What you will do:
a – In the piece on the new intentional walk rule, print the passage from "Limiting the amount" to "played for decades?", copying it word for word.
b – Carry on the opinion piece about Major League Baseball's rule changes, starting after its last sentence.
-------- Excerpt to read --------
This past week, the MLB changed the intentional walks rule and how they’re addressed. Instead of having to throw four balls to pitch around a hitter, a manager will now simply signal to the umpire, and the batter will be able take his base without the pitcher having to make one pitch.


What are the MLB and, more importantly, Commissioner Rob Manfred thinking? I don’t get this whole new fascination of trying to completely change the game of baseball. It’s perfect how it is. But the MLB is all about trying to improve their marketing and boost their audience, which apparently only works if they can speed up the game.

Completely getting rid of the intentional walk is going to make an iota of difference in the amount of time these games take. Intentional walks happen so rarely that those four fewer pitches aren’t going to draw in a huge crowd that the MLB didn’t have before.

Not only that, but taking the ball out of the pitcher’s hand in that situation leaves no chance for anything odd or exciting to happen. We’ve seen Miguel Cabrera get hits off of intentional walks and wild pitches that have led to runs being scored. It’s more exciting to see which pitchers completely fall apart when asked to throw four pitches 10 feet off the plate.

Also, please stop trying to change the game of baseball. It’s scary to think this rule might be just the beginning of the adjustments Commissioner Manfred has in mind. He’s already discussed changing the strike zone, limiting mound visits and pitching changes and automatically having a runner on second in extra innings.

Limiting the amount of pitching changes might be the worst idea I’ve heard in my life. Manfred and his comrades are trying to take away what makes baseball the greatest game in the world. The strategy of the game and how much managing is needed to win a game is so undervalued. Why is the MLB trying to change the way the game has been played for decades?
-------- Dataset rows --------
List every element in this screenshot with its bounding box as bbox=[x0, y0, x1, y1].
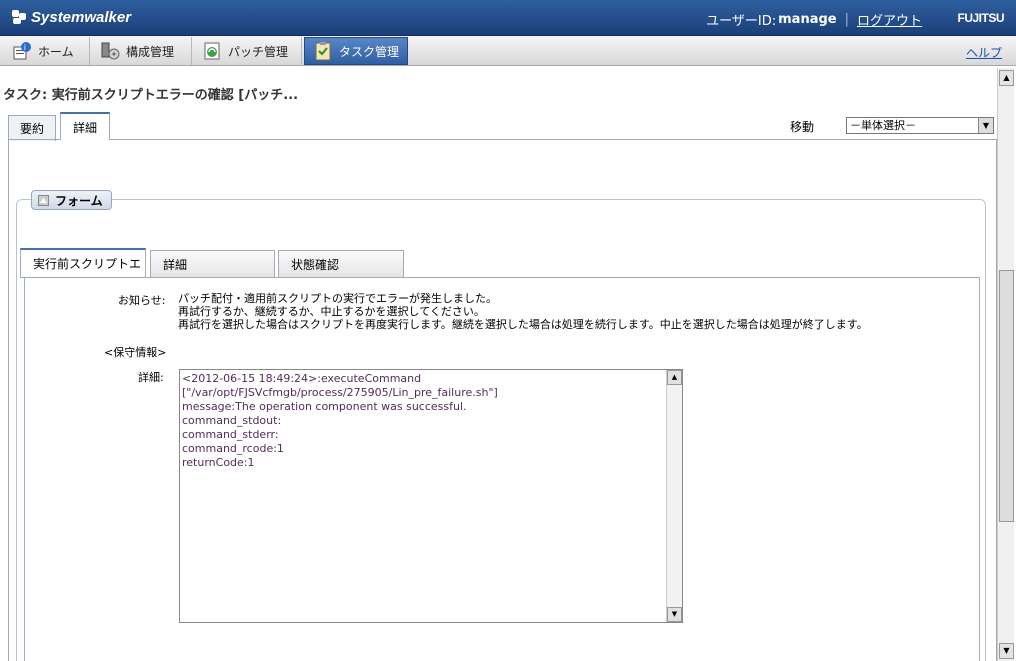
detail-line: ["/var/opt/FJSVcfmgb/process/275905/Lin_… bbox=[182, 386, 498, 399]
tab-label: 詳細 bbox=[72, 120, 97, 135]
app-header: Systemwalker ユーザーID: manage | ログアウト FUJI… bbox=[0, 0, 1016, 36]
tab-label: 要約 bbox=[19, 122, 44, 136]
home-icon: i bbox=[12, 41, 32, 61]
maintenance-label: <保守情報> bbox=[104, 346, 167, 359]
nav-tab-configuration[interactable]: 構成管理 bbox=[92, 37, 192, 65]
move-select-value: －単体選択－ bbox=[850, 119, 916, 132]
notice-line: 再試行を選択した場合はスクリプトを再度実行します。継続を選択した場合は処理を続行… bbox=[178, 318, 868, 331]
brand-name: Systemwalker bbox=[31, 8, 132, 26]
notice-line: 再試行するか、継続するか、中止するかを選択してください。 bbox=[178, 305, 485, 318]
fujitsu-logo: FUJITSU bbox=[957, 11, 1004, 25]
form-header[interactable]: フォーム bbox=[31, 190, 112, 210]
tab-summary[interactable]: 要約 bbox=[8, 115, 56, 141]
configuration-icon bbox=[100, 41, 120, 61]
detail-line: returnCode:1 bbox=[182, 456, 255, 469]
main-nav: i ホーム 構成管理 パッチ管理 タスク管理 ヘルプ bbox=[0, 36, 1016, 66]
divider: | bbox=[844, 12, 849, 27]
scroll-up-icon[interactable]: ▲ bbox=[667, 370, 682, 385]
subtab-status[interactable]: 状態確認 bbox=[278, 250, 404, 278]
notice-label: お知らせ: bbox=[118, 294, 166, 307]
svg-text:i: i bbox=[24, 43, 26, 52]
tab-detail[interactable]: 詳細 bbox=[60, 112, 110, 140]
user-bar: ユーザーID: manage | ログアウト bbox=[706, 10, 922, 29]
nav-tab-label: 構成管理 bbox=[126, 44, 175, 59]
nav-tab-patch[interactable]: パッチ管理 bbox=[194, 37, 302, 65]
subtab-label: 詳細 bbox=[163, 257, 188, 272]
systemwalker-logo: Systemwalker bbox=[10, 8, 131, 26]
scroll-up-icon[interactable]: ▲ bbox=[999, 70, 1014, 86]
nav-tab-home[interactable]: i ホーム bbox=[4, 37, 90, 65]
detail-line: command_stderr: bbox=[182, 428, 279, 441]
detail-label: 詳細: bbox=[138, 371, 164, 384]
--------
Answer list:
a –
Limiting the amount of pitching changes might be the worst idea I’ve heard in my life. Manfred and his comrades are trying to take away what makes baseball the greatest game in the world. The strategy of the game and how much managing is needed to win a game is so undervalued. Why is the MLB trying to change the way the game has been played for decades?

b –
Enough is enough. If people think the game of baseball is too slow, then let them watch football (which I honestly think can sometimes be slower than baseball). The game of baseball requires a certain patience and understanding in order to appreciate the beauty of the game.

Sure, there is strategy and game planning in basketball, football, hockey and any other sport, but none of it compares to the situational and in game complexity that baseball possesses. Managers have to worry about pitching matchups, where to pitch a certain player, when to pinch-hit for certain hitters, managing tired pitchers and more.

If the MLB is really worried about the amount of time these games are taking, there are changes that can be made to accommodate that. Limit the time between innings, have instant replay ready so the review doesn’t take more than 30 seconds or even enforce the rule keeping batters in the batter’s box.

Stop messing with the game of baseball, Manfred. Your viewers will appreciate it a whole lot more if you keep the product on the field the way it has always been.